(Extracts from a graphics dataset)
• • • • • • •

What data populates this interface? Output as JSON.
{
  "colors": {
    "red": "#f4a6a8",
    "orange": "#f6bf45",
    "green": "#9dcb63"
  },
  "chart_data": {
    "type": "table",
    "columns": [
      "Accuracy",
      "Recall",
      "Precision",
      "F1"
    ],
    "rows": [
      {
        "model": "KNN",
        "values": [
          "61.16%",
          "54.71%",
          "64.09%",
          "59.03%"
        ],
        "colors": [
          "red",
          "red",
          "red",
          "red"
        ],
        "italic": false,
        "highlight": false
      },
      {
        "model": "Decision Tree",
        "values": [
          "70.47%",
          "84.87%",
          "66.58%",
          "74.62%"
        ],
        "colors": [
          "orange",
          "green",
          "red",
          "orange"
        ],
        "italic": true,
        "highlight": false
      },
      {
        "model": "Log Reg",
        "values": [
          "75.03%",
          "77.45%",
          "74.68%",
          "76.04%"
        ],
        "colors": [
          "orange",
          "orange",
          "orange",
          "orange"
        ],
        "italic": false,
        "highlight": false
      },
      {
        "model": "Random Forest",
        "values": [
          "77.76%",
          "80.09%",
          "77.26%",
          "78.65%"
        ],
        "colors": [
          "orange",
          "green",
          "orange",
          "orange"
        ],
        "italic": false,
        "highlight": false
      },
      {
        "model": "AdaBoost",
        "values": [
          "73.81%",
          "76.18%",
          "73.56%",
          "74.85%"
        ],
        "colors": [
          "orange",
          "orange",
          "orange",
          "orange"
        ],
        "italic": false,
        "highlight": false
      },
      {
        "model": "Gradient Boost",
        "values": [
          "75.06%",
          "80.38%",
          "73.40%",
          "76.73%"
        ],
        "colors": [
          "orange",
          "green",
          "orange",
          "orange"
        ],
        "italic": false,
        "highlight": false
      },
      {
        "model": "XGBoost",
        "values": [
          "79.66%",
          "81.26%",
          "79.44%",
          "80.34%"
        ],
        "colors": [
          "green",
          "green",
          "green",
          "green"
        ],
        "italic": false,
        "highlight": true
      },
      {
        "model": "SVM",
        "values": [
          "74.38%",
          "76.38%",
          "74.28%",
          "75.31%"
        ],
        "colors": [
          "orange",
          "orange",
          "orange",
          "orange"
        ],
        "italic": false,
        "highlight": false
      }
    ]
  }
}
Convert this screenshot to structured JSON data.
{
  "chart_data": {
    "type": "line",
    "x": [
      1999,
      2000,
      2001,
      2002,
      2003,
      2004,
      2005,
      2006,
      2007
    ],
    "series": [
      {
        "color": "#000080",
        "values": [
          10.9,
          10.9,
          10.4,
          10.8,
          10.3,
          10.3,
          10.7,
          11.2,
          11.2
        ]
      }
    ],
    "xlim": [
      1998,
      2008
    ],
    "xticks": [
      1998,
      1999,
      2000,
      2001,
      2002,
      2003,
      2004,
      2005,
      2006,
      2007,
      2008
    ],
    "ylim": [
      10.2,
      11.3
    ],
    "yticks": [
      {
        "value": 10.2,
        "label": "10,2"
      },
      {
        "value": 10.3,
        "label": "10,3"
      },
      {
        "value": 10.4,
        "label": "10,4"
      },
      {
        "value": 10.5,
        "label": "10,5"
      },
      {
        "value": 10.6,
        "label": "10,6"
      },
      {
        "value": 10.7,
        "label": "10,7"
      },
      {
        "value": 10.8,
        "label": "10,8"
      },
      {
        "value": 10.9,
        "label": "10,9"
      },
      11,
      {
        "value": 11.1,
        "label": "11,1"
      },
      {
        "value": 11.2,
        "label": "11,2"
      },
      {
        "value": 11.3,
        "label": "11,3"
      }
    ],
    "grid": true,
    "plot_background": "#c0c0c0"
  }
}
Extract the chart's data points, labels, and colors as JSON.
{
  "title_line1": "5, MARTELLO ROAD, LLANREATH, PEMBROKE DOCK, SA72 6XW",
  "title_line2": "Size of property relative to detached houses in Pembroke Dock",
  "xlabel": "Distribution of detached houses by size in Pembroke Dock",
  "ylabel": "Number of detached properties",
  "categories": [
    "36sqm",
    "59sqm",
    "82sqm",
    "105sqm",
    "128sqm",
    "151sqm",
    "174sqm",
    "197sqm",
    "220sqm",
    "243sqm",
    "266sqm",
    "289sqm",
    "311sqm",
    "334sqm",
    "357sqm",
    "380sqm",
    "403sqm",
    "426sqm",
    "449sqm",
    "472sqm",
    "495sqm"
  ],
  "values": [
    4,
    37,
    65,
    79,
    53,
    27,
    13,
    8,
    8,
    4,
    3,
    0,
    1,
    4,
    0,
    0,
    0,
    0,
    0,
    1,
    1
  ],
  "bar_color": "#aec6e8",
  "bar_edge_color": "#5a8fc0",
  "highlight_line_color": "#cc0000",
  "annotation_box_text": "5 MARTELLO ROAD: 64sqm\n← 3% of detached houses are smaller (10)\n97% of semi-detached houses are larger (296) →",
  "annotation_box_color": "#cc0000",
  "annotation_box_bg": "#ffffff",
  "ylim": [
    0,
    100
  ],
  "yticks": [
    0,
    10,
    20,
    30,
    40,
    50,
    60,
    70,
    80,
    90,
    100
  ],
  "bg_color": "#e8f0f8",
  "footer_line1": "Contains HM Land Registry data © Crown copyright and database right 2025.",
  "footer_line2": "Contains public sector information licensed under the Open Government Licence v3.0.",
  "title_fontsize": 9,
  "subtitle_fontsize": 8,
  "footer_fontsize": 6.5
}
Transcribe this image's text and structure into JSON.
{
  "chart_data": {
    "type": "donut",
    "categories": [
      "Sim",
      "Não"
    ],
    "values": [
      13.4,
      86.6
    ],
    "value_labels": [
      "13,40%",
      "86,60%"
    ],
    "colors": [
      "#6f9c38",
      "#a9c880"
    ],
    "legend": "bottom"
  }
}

• • • • • • •

Each of the records should be retyped exactly.

What data populates this interface? Output as JSON.
{
  "colors": {
    "red": "#f4a6a8",
    "orange": "#f6bf45",
    "green": "#9dcb63"
  },
  "chart_data": {
    "type": "table",
    "columns": [
      "Accuracy",
      "Recall",
      "Precision",
      "F1"
    ],
    "rows": [
      {
        "model": "KNN",
        "values": [
          "61.16%",
          "54.71%",
          "64.09%",
          "59.03%"
        ],
        "colors": [
          "red",
          "red",
          "red",
          "red"
        ],
        "italic": false,
        "highlight": false
      },
      {
        "model": "Decision Tree",
        "values": [
          "70.47%",
          "84.87%",
          "66.58%",
          "74.62%"
        ],
        "colors": [
          "orange",
          "green",
          "red",
          "orange"
        ],
        "italic": true,
        "highlight": false
      },
      {
        "model": "Log Reg",
        "values": [
          "75.03%",
          "77.45%",
          "74.68%",
          "76.04%"
        ],
        "colors": [
          "orange",
          "orange",
          "orange",
          "orange"
        ],
        "italic": false,
        "highlight": false
      },
      {
        "model": "Random Forest",
        "values": [
          "77.76%",
          "80.09%",
          "77.26%",
          "78.65%"
        ],
        "colors": [
          "orange",
          "green",
          "orange",
          "orange"
        ],
        "italic": false,
        "highlight": false
      },
      {
        "model": "AdaBoost",
        "values": [
          "73.81%",
          "76.18%",
          "73.56%",
          "74.85%"
        ],
        "colors": [
          "orange",
          "orange",
          "orange",
          "orange"
        ],
        "italic": false,
        "highlight": false
      },
      {
        "model": "Gradient Boost",
        "values": [
          "75.06%",
          "80.38%",
          "73.40%",
          "76.73%"
        ],
        "colors": [
          "orange",
          "green",
          "orange",
          "orange"
        ],
        "italic": false,
        "highlight": false
      },
      {
        "model": "XGBoost",
        "values": [
          "79.66%",
          "81.26%",
          "79.44%",
          "80.34%"
        ],
        "colors": [
          "green",
          "green",
          "green",
          "green"
        ],
        "italic": false,
        "highlight": true
      },
      {
        "model": "SVM",
        "values": [
          "74.38%",
          "76.38%",
          "74.28%",
          "75.31%"
        ],
        "colors": [
          "orange",
          "orange",
          "orange",
          "orange"
        ],
        "italic": false,
        "highlight": false
      }
    ]
  }
}
Convert this screenshot to structured JSON data.
{
  "chart_data": {
    "type": "line",
    "x": [
      1999,
      2000,
      2001,
      2002,
      2003,
      2004,
      2005,
      2006,
      2007
    ],
    "series": [
      {
        "color": "#000080",
        "values": [
          10.9,
          10.9,
          10.4,
          10.8,
          10.3,
          10.3,
          10.7,
          11.2,
          11.2
        ]
      }
    ],
    "xlim": [
      1998,
      2008
    ],
    "xticks": [
      1998,
      1999,
      2000,
      2001,
      2002,
      2003,
      2004,
      2005,
      2006,
      2007,
      2008
    ],
    "ylim": [
      10.2,
      11.3
    ],
    "yticks": [
      {
        "value": 10.2,
        "label": "10,2"
      },
      {
        "value": 10.3,
        "label": "10,3"
      },
      {
        "value": 10.4,
        "label": "10,4"
      },
      {
        "value": 10.5,
        "label": "10,5"
      },
      {
        "value": 10.6,
        "label": "10,6"
      },
      {
        "value": 10.7,
        "label": "10,7"
      },
      {
        "value": 10.8,
        "label": "10,8"
      },
      {
        "value": 10.9,
        "label": "10,9"
      },
      11,
      {
        "value": 11.1,
        "label": "11,1"
      },
      {
        "value": 11.2,
        "label": "11,2"
      },
      {
        "value": 11.3,
        "label": "11,3"
      }
    ],
    "grid": true,
    "plot_background": "#c0c0c0"
  }
}
Extract the chart's data points, labels, and colors as JSON.
{
  "title_line1": "5, MARTELLO ROAD, LLANREATH, PEMBROKE DOCK, SA72 6XW",
  "title_line2": "Size of property relative to detached houses in Pembroke Dock",
  "xlabel": "Distribution of detached houses by size in Pembroke Dock",
  "ylabel": "Number of detached properties",
  "categories": [
    "36sqm",
    "59sqm",
    "82sqm",
    "105sqm",
    "128sqm",
    "151sqm",
    "174sqm",
    "197sqm",
    "220sqm",
    "243sqm",
    "266sqm",
    "289sqm",
    "311sqm",
    "334sqm",
    "357sqm",
    "380sqm",
    "403sqm",
    "426sqm",
    "449sqm",
    "472sqm",
    "495sqm"
  ],
  "values": [
    4,
    37,
    65,
    79,
    53,
    27,
    13,
    8,
    8,
    4,
    3,
    0,
    1,
    4,
    0,
    0,
    0,
    0,
    0,
    1,
    1
  ],
  "bar_color": "#aec6e8",
  "bar_edge_color": "#5a8fc0",
  "highlight_line_color": "#cc0000",
  "annotation_box_text": "5 MARTELLO ROAD: 64sqm\n← 3% of detached houses are smaller (10)\n97% of semi-detached houses are larger (296) →",
  "annotation_box_color": "#cc0000",
  "annotation_box_bg": "#ffffff",
  "ylim": [
    0,
    100
  ],
  "yticks": [
    0,
    10,
    20,
    30,
    40,
    50,
    60,
    70,
    80,
    90,
    100
  ],
  "bg_color": "#e8f0f8",
  "footer_line1": "Contains HM Land Registry data © Crown copyright and database right 2025.",
  "footer_line2": "Contains public sector information licensed under the Open Government Licence v3.0.",
  "title_fontsize": 9,
  "subtitle_fontsize": 8,
  "footer_fontsize": 6.5
}
Transcribe this image's text and structure into JSON.
{
  "chart_data": {
    "type": "donut",
    "categories": [
      "Sim",
      "Não"
    ],
    "values": [
      13.4,
      86.6
    ],
    "value_labels": [
      "13,40%",
      "86,60%"
    ],
    "colors": [
      "#6f9c38",
      "#a9c880"
    ],
    "legend": "bottom"
  }
}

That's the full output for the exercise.